* PROVIDED RECORDS:
──────────────────────────────

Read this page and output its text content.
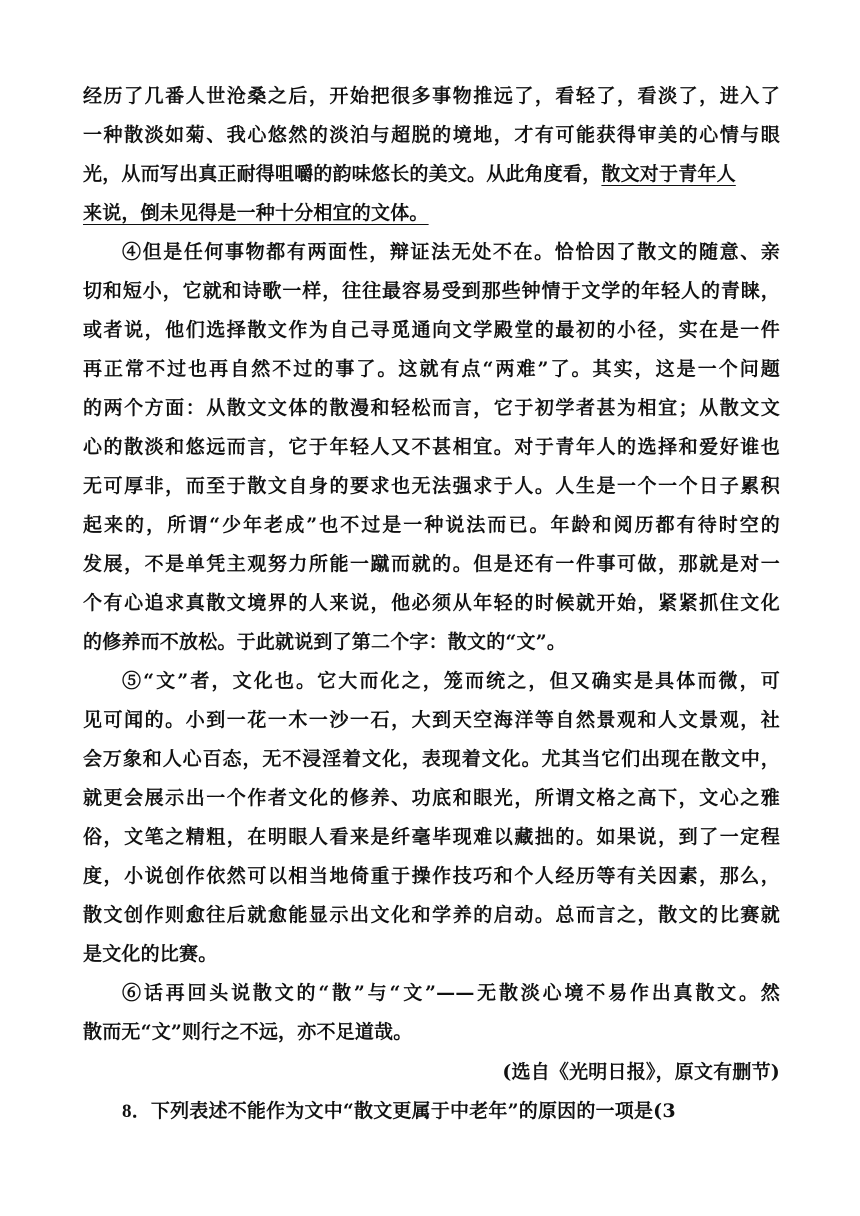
经历了几番人世沧桑之后，开始把很多事物推远了，看轻了，看淡了，进入了
一种散淡如菊、我心悠然的淡泊与超脱的境地，才有可能获得审美的心情与眼
光，从而写出真正耐得咀嚼的韵味悠长的美文。从此角度看，散文对于青年人
来说，倒未见得是一种十分相宜的文体。
④但是任何事物都有两面性，辩证法无处不在。恰恰因了散文的随意、亲
切和短小，它就和诗歌一样，往往最容易受到那些钟情于文学的年轻人的青睐，
或者说，他们选择散文作为自己寻觅通向文学殿堂的最初的小径，实在是一件
再正常不过也再自然不过的事了。这就有点“两难”了。其实，这是一个问题
的两个方面：从散文文体的散漫和轻松而言，它于初学者甚为相宜；从散文文
心的散淡和悠远而言，它于年轻人又不甚相宜。对于青年人的选择和爱好谁也
无可厚非，而至于散文自身的要求也无法强求于人。人生是一个一个日子累积
起来的，所谓“少年老成”也不过是一种说法而已。年龄和阅历都有待时空的
发展，不是单凭主观努力所能一蹴而就的。但是还有一件事可做，那就是对一
个有心追求真散文境界的人来说，他必须从年轻的时候就开始，紧紧抓住文化
的修养而不放松。于此就说到了第二个字：散文的“文”。
⑤“文”者，文化也。它大而化之，笼而统之，但又确实是具体而微，可
见可闻的。小到一花一木一沙一石，大到天空海洋等自然景观和人文景观，社
会万象和人心百态，无不浸淫着文化，表现着文化。尤其当它们出现在散文中，
就更会展示出一个作者文化的修养、功底和眼光，所谓文格之高下，文心之雅
俗，文笔之精粗，在明眼人看来是纤毫毕现难以藏拙的。如果说，到了一定程
度，小说创作依然可以相当地倚重于操作技巧和个人经历等有关因素，那么，
散文创作则愈往后就愈能显示出文化和学养的启动。总而言之，散文的比赛就
是文化的比赛。
⑥话再回头说散文的“散”与“文”——无散淡心境不易作出真散文。然
散而无“文”则行之不远，亦不足道哉。
(选自《光明日报》，原文有删节)
8．下列表述不能作为文中“散文更属于中老年”的原因的一项是(3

──────────────────────────────

* WHAT IS ASKED: Repeat all of the entries word for word, but omit the pictures.

* EXPECTED OUTPUT:
Read this page and output its text content.
经历了几番人世沧桑之后，开始把很多事物推远了，看轻了，看淡了，进入了
一种散淡如菊、我心悠然的淡泊与超脱的境地，才有可能获得审美的心情与眼
光，从而写出真正耐得咀嚼的韵味悠长的美文。从此角度看，散文对于青年人
来说，倒未见得是一种十分相宜的文体。
④但是任何事物都有两面性，辩证法无处不在。恰恰因了散文的随意、亲
切和短小，它就和诗歌一样，往往最容易受到那些钟情于文学的年轻人的青睐，
或者说，他们选择散文作为自己寻觅通向文学殿堂的最初的小径，实在是一件
再正常不过也再自然不过的事了。这就有点“两难”了。其实，这是一个问题
的两个方面：从散文文体的散漫和轻松而言，它于初学者甚为相宜；从散文文
心的散淡和悠远而言，它于年轻人又不甚相宜。对于青年人的选择和爱好谁也
无可厚非，而至于散文自身的要求也无法强求于人。人生是一个一个日子累积
起来的，所谓“少年老成”也不过是一种说法而已。年龄和阅历都有待时空的
发展，不是单凭主观努力所能一蹴而就的。但是还有一件事可做，那就是对一
个有心追求真散文境界的人来说，他必须从年轻的时候就开始，紧紧抓住文化
的修养而不放松。于此就说到了第二个字：散文的“文”。
⑤“文”者，文化也。它大而化之，笼而统之，但又确实是具体而微，可
见可闻的。小到一花一木一沙一石，大到天空海洋等自然景观和人文景观，社
会万象和人心百态，无不浸淫着文化，表现着文化。尤其当它们出现在散文中，
就更会展示出一个作者文化的修养、功底和眼光，所谓文格之高下，文心之雅
俗，文笔之精粗，在明眼人看来是纤毫毕现难以藏拙的。如果说，到了一定程
度，小说创作依然可以相当地倚重于操作技巧和个人经历等有关因素，那么，
散文创作则愈往后就愈能显示出文化和学养的启动。总而言之，散文的比赛就
是文化的比赛。
⑥话再回头说散文的“散”与“文”——无散淡心境不易作出真散文。然
散而无“文”则行之不远，亦不足道哉。
(选自《光明日报》，原文有删节)
8．下列表述不能作为文中“散文更属于中老年”的原因的一项是(3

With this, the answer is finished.